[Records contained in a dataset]
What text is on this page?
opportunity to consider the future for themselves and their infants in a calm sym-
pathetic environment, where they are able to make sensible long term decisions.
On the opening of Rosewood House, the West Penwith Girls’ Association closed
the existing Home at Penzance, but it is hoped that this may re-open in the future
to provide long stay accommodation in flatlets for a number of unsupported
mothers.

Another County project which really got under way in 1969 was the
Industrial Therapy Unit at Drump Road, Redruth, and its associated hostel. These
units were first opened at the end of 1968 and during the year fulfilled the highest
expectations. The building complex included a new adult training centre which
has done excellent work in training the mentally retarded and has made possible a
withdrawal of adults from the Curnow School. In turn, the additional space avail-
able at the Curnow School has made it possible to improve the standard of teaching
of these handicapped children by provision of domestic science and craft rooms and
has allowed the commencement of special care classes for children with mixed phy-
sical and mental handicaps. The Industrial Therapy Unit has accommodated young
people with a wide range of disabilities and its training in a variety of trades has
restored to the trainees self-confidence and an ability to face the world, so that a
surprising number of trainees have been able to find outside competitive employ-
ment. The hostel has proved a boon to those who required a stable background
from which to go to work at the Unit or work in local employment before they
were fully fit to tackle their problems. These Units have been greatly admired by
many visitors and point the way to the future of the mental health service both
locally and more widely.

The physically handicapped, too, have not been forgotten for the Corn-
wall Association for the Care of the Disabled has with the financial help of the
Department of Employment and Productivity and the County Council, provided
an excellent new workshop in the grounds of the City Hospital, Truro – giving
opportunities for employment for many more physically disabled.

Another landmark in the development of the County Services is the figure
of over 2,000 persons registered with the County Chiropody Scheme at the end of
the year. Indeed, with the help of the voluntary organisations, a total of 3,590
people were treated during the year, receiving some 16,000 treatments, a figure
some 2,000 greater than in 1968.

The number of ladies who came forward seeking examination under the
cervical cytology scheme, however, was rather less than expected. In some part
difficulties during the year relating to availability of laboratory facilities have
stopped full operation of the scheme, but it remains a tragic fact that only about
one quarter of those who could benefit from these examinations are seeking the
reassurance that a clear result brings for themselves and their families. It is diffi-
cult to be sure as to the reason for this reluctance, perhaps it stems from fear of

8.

--

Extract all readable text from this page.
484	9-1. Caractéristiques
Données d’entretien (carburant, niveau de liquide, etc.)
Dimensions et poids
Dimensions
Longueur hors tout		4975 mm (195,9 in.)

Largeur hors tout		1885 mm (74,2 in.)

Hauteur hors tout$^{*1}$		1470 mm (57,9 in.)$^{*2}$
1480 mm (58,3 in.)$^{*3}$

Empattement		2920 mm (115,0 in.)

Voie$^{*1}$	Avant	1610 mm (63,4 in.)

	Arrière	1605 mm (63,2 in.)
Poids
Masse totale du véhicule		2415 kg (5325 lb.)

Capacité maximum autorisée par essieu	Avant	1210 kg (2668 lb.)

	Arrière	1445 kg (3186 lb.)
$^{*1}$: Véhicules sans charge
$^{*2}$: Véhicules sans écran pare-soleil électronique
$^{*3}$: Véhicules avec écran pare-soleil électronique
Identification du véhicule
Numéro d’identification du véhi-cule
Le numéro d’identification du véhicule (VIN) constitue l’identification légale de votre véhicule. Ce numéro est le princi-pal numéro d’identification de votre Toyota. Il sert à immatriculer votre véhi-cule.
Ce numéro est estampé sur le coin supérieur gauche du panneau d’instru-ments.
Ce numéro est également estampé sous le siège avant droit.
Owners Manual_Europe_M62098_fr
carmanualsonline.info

▸ **TASK**: Look through the data above. Copy every line with the string "School" in it.

▸ **OUTPUT FOR THIS TASK**:
withdrawal of adults from the Curnow School. In turn, the additional space avail-
able at the Curnow School has made it possible to improve the standard of teaching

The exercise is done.